- _Do this_
Tally the lines that hold the string "Basin", and reply with the count alone.

- _Data to process_
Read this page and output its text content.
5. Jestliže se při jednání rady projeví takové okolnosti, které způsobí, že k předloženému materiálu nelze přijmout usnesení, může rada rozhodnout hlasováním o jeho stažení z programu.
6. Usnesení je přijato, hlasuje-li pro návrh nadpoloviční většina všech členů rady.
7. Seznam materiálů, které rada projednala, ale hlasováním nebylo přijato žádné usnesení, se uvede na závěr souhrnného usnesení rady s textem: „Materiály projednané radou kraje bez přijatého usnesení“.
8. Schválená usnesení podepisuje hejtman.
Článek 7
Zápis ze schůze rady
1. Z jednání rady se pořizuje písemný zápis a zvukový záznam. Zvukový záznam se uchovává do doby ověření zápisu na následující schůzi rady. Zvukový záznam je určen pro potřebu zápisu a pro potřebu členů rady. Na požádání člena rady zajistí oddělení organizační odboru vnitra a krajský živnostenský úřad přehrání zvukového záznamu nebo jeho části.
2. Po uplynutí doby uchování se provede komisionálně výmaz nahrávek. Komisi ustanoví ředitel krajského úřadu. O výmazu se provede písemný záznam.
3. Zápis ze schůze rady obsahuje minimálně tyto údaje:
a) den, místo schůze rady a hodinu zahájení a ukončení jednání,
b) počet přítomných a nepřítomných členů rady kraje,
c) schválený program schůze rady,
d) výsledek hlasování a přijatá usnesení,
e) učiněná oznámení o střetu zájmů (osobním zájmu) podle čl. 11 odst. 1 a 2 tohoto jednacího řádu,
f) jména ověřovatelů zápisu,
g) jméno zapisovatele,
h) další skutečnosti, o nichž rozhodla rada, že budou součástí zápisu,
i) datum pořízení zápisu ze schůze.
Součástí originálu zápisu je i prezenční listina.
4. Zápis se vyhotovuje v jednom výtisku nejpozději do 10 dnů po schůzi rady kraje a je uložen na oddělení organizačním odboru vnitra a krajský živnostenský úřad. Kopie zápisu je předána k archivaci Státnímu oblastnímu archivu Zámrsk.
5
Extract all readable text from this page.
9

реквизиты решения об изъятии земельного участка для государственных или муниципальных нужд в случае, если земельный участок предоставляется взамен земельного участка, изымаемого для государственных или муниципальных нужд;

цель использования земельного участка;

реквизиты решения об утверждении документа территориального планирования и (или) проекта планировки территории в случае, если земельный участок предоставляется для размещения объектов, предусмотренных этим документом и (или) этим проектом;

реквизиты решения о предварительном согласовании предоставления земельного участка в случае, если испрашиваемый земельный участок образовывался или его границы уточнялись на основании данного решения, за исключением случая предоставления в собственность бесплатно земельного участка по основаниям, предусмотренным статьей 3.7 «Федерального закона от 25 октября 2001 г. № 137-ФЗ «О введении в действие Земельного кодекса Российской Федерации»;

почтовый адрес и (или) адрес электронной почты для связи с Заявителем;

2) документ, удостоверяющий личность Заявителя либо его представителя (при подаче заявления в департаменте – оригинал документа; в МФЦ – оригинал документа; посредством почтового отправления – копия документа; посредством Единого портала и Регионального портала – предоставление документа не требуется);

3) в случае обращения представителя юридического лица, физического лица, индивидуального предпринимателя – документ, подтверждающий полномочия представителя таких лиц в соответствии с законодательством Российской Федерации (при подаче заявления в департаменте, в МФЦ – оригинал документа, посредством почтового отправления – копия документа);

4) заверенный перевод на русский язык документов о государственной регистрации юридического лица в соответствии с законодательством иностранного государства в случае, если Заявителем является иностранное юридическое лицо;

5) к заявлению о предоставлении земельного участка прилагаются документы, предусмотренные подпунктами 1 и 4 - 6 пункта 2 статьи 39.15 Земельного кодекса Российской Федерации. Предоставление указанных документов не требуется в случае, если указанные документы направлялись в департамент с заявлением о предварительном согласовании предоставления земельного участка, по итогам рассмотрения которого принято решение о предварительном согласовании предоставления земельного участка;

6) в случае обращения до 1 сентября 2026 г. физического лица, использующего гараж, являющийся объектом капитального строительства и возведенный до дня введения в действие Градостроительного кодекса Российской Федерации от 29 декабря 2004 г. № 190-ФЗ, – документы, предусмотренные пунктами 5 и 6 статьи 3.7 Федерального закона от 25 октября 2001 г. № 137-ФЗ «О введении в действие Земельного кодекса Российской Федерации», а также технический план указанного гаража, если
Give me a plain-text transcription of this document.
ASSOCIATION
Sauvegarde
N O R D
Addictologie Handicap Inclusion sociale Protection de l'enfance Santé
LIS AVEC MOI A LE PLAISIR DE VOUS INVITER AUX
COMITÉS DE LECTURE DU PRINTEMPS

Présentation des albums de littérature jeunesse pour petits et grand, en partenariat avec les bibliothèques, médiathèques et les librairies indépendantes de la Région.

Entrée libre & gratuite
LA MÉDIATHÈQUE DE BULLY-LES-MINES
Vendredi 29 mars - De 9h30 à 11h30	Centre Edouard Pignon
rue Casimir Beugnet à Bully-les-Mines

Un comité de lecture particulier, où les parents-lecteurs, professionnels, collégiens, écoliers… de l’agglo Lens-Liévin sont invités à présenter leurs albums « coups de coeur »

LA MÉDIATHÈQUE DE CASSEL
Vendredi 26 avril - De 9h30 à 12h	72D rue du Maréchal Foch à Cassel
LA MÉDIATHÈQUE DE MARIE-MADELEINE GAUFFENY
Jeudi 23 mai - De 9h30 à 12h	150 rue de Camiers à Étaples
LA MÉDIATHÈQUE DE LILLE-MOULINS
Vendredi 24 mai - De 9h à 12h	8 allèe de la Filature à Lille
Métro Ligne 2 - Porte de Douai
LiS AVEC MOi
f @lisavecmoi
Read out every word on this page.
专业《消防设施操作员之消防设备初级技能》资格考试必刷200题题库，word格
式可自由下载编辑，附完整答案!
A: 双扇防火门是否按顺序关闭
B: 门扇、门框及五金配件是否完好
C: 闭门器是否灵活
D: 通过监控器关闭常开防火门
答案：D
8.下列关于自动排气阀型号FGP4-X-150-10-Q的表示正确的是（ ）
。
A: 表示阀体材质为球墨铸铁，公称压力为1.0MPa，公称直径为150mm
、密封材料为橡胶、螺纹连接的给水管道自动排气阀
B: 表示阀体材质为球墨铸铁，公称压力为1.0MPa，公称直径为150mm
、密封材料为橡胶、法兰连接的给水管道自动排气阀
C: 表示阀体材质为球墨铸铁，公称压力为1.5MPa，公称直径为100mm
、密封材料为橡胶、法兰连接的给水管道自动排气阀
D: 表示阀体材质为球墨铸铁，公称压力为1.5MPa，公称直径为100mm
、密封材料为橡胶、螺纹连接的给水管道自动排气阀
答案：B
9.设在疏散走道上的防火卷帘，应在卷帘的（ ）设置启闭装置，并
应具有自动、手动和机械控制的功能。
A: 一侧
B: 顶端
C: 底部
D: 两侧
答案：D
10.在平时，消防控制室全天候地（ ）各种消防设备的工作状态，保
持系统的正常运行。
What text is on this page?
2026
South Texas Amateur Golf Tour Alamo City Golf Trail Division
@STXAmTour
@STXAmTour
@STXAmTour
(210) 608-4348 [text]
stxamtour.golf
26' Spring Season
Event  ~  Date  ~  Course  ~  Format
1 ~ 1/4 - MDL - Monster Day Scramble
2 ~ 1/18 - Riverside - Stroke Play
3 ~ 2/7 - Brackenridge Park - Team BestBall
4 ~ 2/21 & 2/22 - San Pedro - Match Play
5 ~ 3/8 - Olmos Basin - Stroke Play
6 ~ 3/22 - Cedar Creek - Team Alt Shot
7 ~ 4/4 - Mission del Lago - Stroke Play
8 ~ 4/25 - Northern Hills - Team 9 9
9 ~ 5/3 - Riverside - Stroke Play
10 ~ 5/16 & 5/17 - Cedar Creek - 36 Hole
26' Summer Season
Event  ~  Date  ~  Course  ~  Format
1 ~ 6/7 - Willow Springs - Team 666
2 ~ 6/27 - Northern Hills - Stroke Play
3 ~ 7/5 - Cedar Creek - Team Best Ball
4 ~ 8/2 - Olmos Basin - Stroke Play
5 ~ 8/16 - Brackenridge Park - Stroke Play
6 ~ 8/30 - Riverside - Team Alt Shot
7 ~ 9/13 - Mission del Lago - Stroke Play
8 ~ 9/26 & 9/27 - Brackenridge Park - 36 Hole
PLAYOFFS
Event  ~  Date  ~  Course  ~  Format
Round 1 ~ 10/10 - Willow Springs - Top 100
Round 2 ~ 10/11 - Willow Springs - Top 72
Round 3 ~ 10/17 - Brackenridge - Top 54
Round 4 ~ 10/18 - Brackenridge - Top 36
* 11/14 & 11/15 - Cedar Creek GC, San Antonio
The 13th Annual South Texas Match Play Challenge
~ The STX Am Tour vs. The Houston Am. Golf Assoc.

- _Exercise result_
2